Copy exactly the stretch of lines from the one holding "Output a JSON" through the last line of the data below, inclusive. Leave out pictures.
= = = = =
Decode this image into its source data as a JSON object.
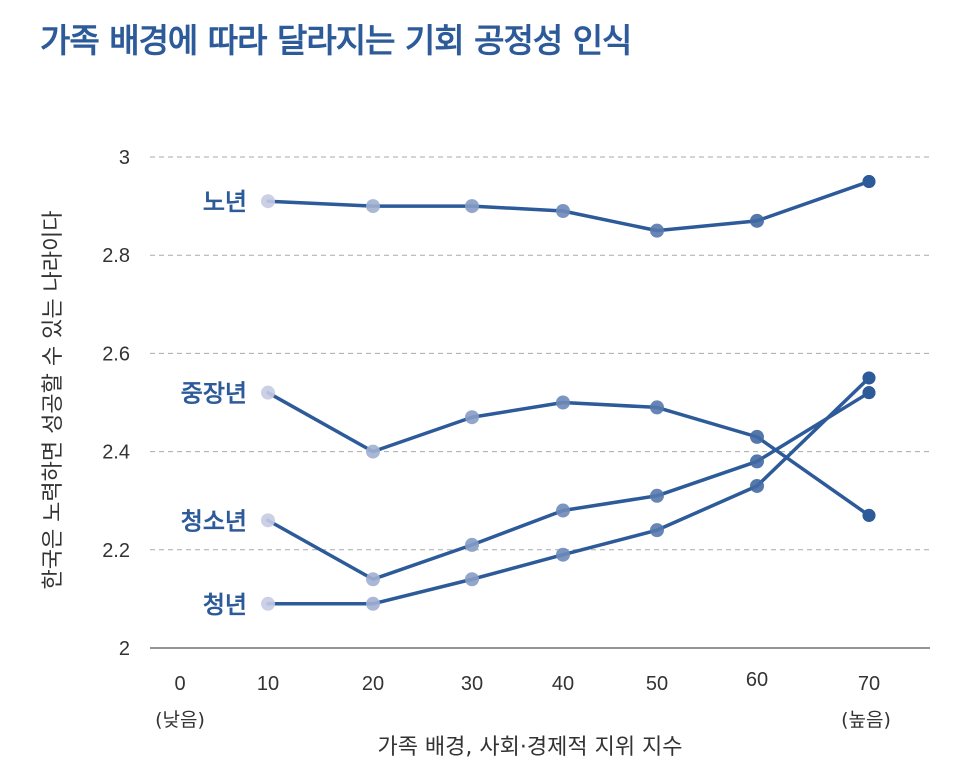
{
  "chart_data": {
    "type": "line",
    "title": "가족 배경에 따라 달라지는 기회 공정성 인식",
    "xlabel": "가족 배경, 사회·경제적 지위 지수",
    "ylabel": "한국은 노력하면 성공할 수 있는 나라이다",
    "x_ticks": [
      "0",
      "10",
      "20",
      "30",
      "40",
      "50",
      "60",
      "70"
    ],
    "x_tick_values": [
      0,
      10,
      20,
      30,
      40,
      50,
      60,
      70
    ],
    "x_low_note": "(낮음)",
    "x_high_note": "(높음)",
    "y_ticks": [
      "3",
      "2.8",
      "2.6",
      "2.4",
      "2.2",
      "2"
    ],
    "y_tick_values": [
      3,
      2.8,
      2.6,
      2.4,
      2.2,
      2
    ],
    "ylim": [
      2,
      3
    ],
    "xlim": [
      0,
      70
    ],
    "grid": "horizontal-dashed",
    "x": [
      10,
      20,
      30,
      40,
      50,
      60,
      70
    ],
    "series": [
      {
        "name": "노년",
        "values": [
          2.91,
          2.9,
          2.9,
          2.89,
          2.85,
          2.87,
          2.95
        ]
      },
      {
        "name": "중장년",
        "values": [
          2.52,
          2.4,
          2.47,
          2.5,
          2.49,
          2.43,
          2.27
        ]
      },
      {
        "name": "청소년",
        "values": [
          2.26,
          2.14,
          2.21,
          2.28,
          2.31,
          2.38,
          2.52
        ]
      },
      {
        "name": "청년",
        "values": [
          2.09,
          2.09,
          2.14,
          2.19,
          2.24,
          2.33,
          2.55
        ]
      }
    ],
    "colors": {
      "line": "#2d5a99",
      "title": "#2d5a99",
      "marker_start": "#c5cbe4",
      "marker_end": "#2d5a99",
      "grid": "#aaaaaa",
      "axis": "#555555"
    }
  }
}
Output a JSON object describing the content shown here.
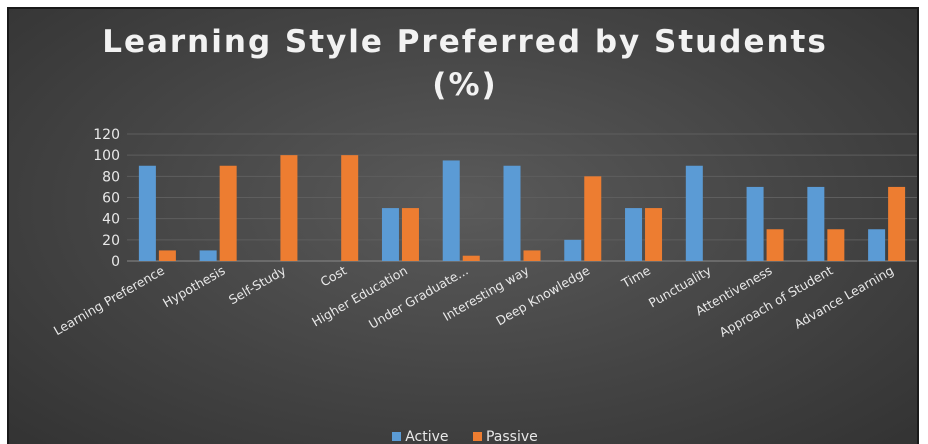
{
  "chart_data": {
    "type": "bar",
    "title": "Learning Style Preferred by Students (%)",
    "title_lines": [
      "Learning Style Preferred by Students",
      "(%)"
    ],
    "categories": [
      "Learning Preference",
      "Hypothesis",
      "Self-Study",
      "Cost",
      "Higher Education",
      "Under Graduate...",
      "Interesting way",
      "Deep Knowledge",
      "Time",
      "Punctuality",
      "Attentiveness",
      "Approach of Student",
      "Advance Learning"
    ],
    "series": [
      {
        "name": "Active",
        "color": "#5b9bd5",
        "values": [
          90,
          10,
          0,
          0,
          50,
          95,
          90,
          20,
          50,
          90,
          70,
          70,
          30
        ]
      },
      {
        "name": "Passive",
        "color": "#ed7d31",
        "values": [
          10,
          90,
          100,
          100,
          50,
          5,
          10,
          80,
          50,
          0,
          30,
          30,
          70
        ]
      }
    ],
    "ylim": [
      0,
      120
    ],
    "yticks": [
      0,
      20,
      40,
      60,
      80,
      100,
      120
    ],
    "xlabel": "",
    "ylabel": "",
    "grid": true,
    "legend_position": "bottom"
  }
}
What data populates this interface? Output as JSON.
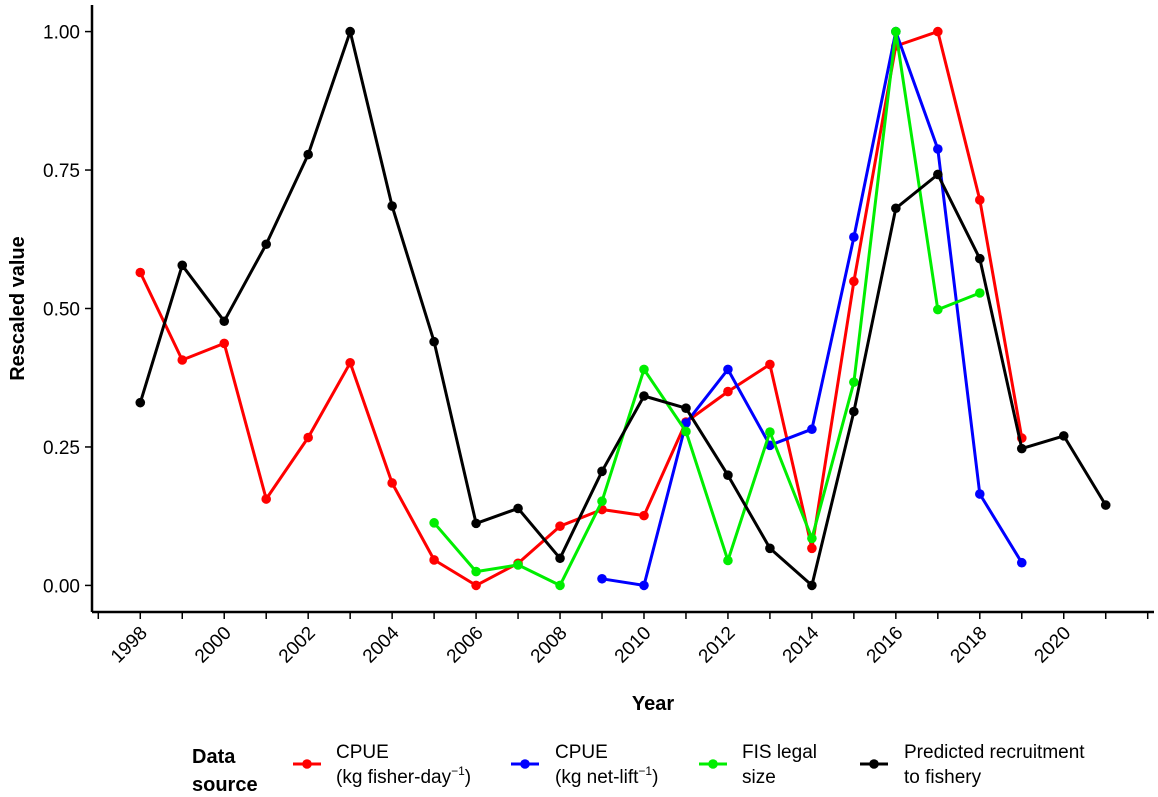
= = = = =
Exercise solution =>
Output a JSON object describing the content shown here.
{
  "chart_data": {
    "type": "bar",
    "title": "Learning Style Preferred by Students (%)",
    "title_lines": [
      "Learning Style Preferred by Students",
      "(%)"
    ],
    "categories": [
      "Learning Preference",
      "Hypothesis",
      "Self-Study",
      "Cost",
      "Higher Education",
      "Under Graduate...",
      "Interesting way",
      "Deep Knowledge",
      "Time",
      "Punctuality",
      "Attentiveness",
      "Approach of Student",
      "Advance Learning"
    ],
    "series": [
      {
        "name": "Active",
        "color": "#5b9bd5",
        "values": [
          90,
          10,
          0,
          0,
          50,
          95,
          90,
          20,
          50,
          90,
          70,
          70,
          30
        ]
      },
      {
        "name": "Passive",
        "color": "#ed7d31",
        "values": [
          10,
          90,
          100,
          100,
          50,
          5,
          10,
          80,
          50,
          0,
          30,
          30,
          70
        ]
      }
    ],
    "ylim": [
      0,
      120
    ],
    "yticks": [
      0,
      20,
      40,
      60,
      80,
      100,
      120
    ],
    "xlabel": "",
    "ylabel": "",
    "grid": true,
    "legend_position": "bottom"
  }
}
What data populates this interface? Output as JSON.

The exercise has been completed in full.